▶ STATED TASK
Transcribe all the records with complete accuracy.

-- start --

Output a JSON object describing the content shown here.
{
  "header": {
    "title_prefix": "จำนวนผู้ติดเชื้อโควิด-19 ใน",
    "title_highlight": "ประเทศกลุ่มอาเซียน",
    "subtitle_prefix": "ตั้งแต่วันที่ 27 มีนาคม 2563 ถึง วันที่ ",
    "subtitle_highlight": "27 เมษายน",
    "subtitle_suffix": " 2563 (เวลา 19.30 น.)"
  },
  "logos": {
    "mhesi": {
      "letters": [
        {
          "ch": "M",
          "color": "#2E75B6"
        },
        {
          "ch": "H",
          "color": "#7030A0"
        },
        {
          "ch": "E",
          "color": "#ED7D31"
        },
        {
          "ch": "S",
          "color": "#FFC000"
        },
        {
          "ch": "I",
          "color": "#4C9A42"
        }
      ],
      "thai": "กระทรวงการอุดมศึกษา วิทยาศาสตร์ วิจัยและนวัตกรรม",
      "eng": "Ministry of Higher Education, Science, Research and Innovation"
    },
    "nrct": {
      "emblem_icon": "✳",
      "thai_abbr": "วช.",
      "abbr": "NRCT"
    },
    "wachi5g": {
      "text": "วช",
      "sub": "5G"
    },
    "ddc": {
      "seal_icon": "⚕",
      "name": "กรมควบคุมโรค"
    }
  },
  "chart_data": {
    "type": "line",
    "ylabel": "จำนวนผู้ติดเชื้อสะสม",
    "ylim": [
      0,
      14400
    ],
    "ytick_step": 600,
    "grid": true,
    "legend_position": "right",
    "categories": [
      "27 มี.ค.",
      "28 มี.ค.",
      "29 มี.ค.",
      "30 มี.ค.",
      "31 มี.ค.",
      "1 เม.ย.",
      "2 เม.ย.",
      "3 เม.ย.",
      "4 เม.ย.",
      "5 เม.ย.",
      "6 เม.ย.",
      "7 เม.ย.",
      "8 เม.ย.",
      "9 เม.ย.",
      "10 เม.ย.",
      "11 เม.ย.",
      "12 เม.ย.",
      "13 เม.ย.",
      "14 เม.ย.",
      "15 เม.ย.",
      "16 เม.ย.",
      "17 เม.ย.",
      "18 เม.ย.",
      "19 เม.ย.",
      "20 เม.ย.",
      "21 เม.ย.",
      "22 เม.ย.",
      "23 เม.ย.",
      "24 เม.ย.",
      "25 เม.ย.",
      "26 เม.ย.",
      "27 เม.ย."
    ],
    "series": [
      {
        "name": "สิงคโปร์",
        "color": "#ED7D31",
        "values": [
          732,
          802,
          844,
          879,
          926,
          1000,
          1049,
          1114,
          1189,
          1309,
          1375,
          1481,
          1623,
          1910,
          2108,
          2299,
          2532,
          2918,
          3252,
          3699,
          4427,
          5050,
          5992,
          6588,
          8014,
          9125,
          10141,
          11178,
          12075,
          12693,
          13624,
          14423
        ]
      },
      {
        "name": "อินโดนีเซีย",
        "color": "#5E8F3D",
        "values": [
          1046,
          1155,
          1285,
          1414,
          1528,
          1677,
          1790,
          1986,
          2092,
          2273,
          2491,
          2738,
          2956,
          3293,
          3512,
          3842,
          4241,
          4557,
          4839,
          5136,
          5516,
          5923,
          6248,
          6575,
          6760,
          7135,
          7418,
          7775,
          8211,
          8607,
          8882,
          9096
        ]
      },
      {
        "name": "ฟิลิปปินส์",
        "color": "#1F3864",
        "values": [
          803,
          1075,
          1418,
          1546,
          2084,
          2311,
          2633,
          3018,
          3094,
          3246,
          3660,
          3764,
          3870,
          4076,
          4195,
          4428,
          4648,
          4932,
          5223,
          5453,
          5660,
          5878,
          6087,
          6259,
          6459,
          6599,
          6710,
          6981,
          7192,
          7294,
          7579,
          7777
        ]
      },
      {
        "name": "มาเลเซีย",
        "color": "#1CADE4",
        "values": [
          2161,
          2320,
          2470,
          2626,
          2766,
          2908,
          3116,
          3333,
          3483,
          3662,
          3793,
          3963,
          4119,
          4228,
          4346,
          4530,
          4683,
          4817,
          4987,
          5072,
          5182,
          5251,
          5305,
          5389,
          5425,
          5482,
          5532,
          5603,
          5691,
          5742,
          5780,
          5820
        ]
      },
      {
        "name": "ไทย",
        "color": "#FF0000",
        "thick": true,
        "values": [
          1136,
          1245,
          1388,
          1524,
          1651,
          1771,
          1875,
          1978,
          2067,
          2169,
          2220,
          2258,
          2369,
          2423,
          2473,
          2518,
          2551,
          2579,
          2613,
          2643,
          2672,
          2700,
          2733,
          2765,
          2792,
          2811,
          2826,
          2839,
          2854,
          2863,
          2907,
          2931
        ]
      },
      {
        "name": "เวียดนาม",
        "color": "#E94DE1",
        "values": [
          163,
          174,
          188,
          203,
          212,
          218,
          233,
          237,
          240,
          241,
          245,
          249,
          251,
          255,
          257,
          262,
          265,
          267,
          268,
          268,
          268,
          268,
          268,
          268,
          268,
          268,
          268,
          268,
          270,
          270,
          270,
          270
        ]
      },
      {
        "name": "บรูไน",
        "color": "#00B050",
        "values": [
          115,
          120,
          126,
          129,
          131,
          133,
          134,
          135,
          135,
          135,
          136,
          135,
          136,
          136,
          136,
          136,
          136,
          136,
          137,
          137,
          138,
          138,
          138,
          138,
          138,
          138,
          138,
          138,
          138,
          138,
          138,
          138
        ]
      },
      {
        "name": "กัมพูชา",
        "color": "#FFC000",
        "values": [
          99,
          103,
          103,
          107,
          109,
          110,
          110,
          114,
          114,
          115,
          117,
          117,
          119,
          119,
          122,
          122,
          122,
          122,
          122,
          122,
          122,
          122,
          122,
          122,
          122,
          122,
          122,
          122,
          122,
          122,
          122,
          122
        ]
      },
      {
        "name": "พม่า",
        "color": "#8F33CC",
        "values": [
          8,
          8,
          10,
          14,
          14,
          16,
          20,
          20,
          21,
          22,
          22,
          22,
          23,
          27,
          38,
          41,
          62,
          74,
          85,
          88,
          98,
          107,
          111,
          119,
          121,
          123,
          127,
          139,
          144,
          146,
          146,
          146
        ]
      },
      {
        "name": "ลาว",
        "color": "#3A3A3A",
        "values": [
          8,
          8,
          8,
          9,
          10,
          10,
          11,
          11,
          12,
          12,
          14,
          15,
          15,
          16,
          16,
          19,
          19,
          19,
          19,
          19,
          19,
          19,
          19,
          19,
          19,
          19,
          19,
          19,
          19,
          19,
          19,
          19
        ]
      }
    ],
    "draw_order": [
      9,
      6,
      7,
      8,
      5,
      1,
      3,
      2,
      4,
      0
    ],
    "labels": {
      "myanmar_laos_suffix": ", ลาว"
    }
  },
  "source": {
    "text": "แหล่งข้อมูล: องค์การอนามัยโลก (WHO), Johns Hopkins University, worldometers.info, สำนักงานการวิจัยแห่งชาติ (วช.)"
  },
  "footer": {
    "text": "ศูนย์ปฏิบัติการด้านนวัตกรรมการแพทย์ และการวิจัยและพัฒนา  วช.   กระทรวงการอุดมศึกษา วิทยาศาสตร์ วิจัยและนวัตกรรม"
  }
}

-- end --

▶ REPLY
Output a JSON object describing the content shown here.
{
  "header": {
    "title_prefix": "จำนวนผู้ติดเชื้อโควิด-19 ใน",
    "title_highlight": "ประเทศกลุ่มอาเซียน",
    "subtitle_prefix": "ตั้งแต่วันที่ 27 มีนาคม 2563 ถึง วันที่ ",
    "subtitle_highlight": "27 เมษายน",
    "subtitle_suffix": " 2563 (เวลา 19.30 น.)"
  },
  "logos": {
    "mhesi": {
      "letters": [
        {
          "ch": "M",
          "color": "#2E75B6"
        },
        {
          "ch": "H",
          "color": "#7030A0"
        },
        {
          "ch": "E",
          "color": "#ED7D31"
        },
        {
          "ch": "S",
          "color": "#FFC000"
        },
        {
          "ch": "I",
          "color": "#4C9A42"
        }
      ],
      "thai": "กระทรวงการอุดมศึกษา วิทยาศาสตร์ วิจัยและนวัตกรรม",
      "eng": "Ministry of Higher Education, Science, Research and Innovation"
    },
    "nrct": {
      "emblem_icon": "✳",
      "thai_abbr": "วช.",
      "abbr": "NRCT"
    },
    "wachi5g": {
      "text": "วช",
      "sub": "5G"
    },
    "ddc": {
      "seal_icon": "⚕",
      "name": "กรมควบคุมโรค"
    }
  },
  "chart_data": {
    "type": "line",
    "ylabel": "จำนวนผู้ติดเชื้อสะสม",
    "ylim": [
      0,
      14400
    ],
    "ytick_step": 600,
    "grid": true,
    "legend_position": "right",
    "categories": [
      "27 มี.ค.",
      "28 มี.ค.",
      "29 มี.ค.",
      "30 มี.ค.",
      "31 มี.ค.",
      "1 เม.ย.",
      "2 เม.ย.",
      "3 เม.ย.",
      "4 เม.ย.",
      "5 เม.ย.",
      "6 เม.ย.",
      "7 เม.ย.",
      "8 เม.ย.",
      "9 เม.ย.",
      "10 เม.ย.",
      "11 เม.ย.",
      "12 เม.ย.",
      "13 เม.ย.",
      "14 เม.ย.",
      "15 เม.ย.",
      "16 เม.ย.",
      "17 เม.ย.",
      "18 เม.ย.",
      "19 เม.ย.",
      "20 เม.ย.",
      "21 เม.ย.",
      "22 เม.ย.",
      "23 เม.ย.",
      "24 เม.ย.",
      "25 เม.ย.",
      "26 เม.ย.",
      "27 เม.ย."
    ],
    "series": [
      {
        "name": "สิงคโปร์",
        "color": "#ED7D31",
        "values": [
          732,
          802,
          844,
          879,
          926,
          1000,
          1049,
          1114,
          1189,
          1309,
          1375,
          1481,
          1623,
          1910,
          2108,
          2299,
          2532,
          2918,
          3252,
          3699,
          4427,
          5050,
          5992,
          6588,
          8014,
          9125,
          10141,
          11178,
          12075,
          12693,
          13624,
          14423
        ]
      },
      {
        "name": "อินโดนีเซีย",
        "color": "#5E8F3D",
        "values": [
          1046,
          1155,
          1285,
          1414,
          1528,
          1677,
          1790,
          1986,
          2092,
          2273,
          2491,
          2738,
          2956,
          3293,
          3512,
          3842,
          4241,
          4557,
          4839,
          5136,
          5516,
          5923,
          6248,
          6575,
          6760,
          7135,
          7418,
          7775,
          8211,
          8607,
          8882,
          9096
        ]
      },
      {
        "name": "ฟิลิปปินส์",
        "color": "#1F3864",
        "values": [
          803,
          1075,
          1418,
          1546,
          2084,
          2311,
          2633,
          3018,
          3094,
          3246,
          3660,
          3764,
          3870,
          4076,
          4195,
          4428,
          4648,
          4932,
          5223,
          5453,
          5660,
          5878,
          6087,
          6259,
          6459,
          6599,
          6710,
          6981,
          7192,
          7294,
          7579,
          7777
        ]
      },
      {
        "name": "มาเลเซีย",
        "color": "#1CADE4",
        "values": [
          2161,
          2320,
          2470,
          2626,
          2766,
          2908,
          3116,
          3333,
          3483,
          3662,
          3793,
          3963,
          4119,
          4228,
          4346,
          4530,
          4683,
          4817,
          4987,
          5072,
          5182,
          5251,
          5305,
          5389,
          5425,
          5482,
          5532,
          5603,
          5691,
          5742,
          5780,
          5820
        ]
      },
      {
        "name": "ไทย",
        "color": "#FF0000",
        "thick": true,
        "values": [
          1136,
          1245,
          1388,
          1524,
          1651,
          1771,
          1875,
          1978,
          2067,
          2169,
          2220,
          2258,
          2369,
          2423,
          2473,
          2518,
          2551,
          2579,
          2613,
          2643,
          2672,
          2700,
          2733,
          2765,
          2792,
          2811,
          2826,
          2839,
          2854,
          2863,
          2907,
          2931
        ]
      },
      {
        "name": "เวียดนาม",
        "color": "#E94DE1",
        "values": [
          163,
          174,
          188,
          203,
          212,
          218,
          233,
          237,
          240,
          241,
          245,
          249,
          251,
          255,
          257,
          262,
          265,
          267,
          268,
          268,
          268,
          268,
          268,
          268,
          268,
          268,
          268,
          268,
          270,
          270,
          270,
          270
        ]
      },
      {
        "name": "บรูไน",
        "color": "#00B050",
        "values": [
          115,
          120,
          126,
          129,
          131,
          133,
          134,
          135,
          135,
          135,
          136,
          135,
          136,
          136,
          136,
          136,
          136,
          136,
          137,
          137,
          138,
          138,
          138,
          138,
          138,
          138,
          138,
          138,
          138,
          138,
          138,
          138
        ]
      },
      {
        "name": "กัมพูชา",
        "color": "#FFC000",
        "values": [
          99,
          103,
          103,
          107,
          109,
          110,
          110,
          114,
          114,
          115,
          117,
          117,
          119,
          119,
          122,
          122,
          122,
          122,
          122,
          122,
          122,
          122,
          122,
          122,
          122,
          122,
          122,
          122,
          122,
          122,
          122,
          122
        ]
      },
      {
        "name": "พม่า",
        "color": "#8F33CC",
        "values": [
          8,
          8,
          10,
          14,
          14,
          16,
          20,
          20,
          21,
          22,
          22,
          22,
          23,
          27,
          38,
          41,
          62,
          74,
          85,
          88,
          98,
          107,
          111,
          119,
          121,
          123,
          127,
          139,
          144,
          146,
          146,
          146
        ]
      },
      {
        "name": "ลาว",
        "color": "#3A3A3A",
        "values": [
          8,
          8,
          8,
          9,
          10,
          10,
          11,
          11,
          12,
          12,
          14,
          15,
          15,
          16,
          16,
          19,
          19,
          19,
          19,
          19,
          19,
          19,
          19,
          19,
          19,
          19,
          19,
          19,
          19,
          19,
          19,
          19
        ]
      }
    ],
    "draw_order": [
      9,
      6,
      7,
      8,
      5,
      1,
      3,
      2,
      4,
      0
    ],
    "labels": {
      "myanmar_laos_suffix": ", ลาว"
    }
  },
  "source": {
    "text": "แหล่งข้อมูล: องค์การอนามัยโลก (WHO), Johns Hopkins University, worldometers.info, สำนักงานการวิจัยแห่งชาติ (วช.)"
  },
  "footer": {
    "text": "ศูนย์ปฏิบัติการด้านนวัตกรรมการแพทย์ และการวิจัยและพัฒนา  วช.   กระทรวงการอุดมศึกษา วิทยาศาสตร์ วิจัยและนวัตกรรม"
  }
}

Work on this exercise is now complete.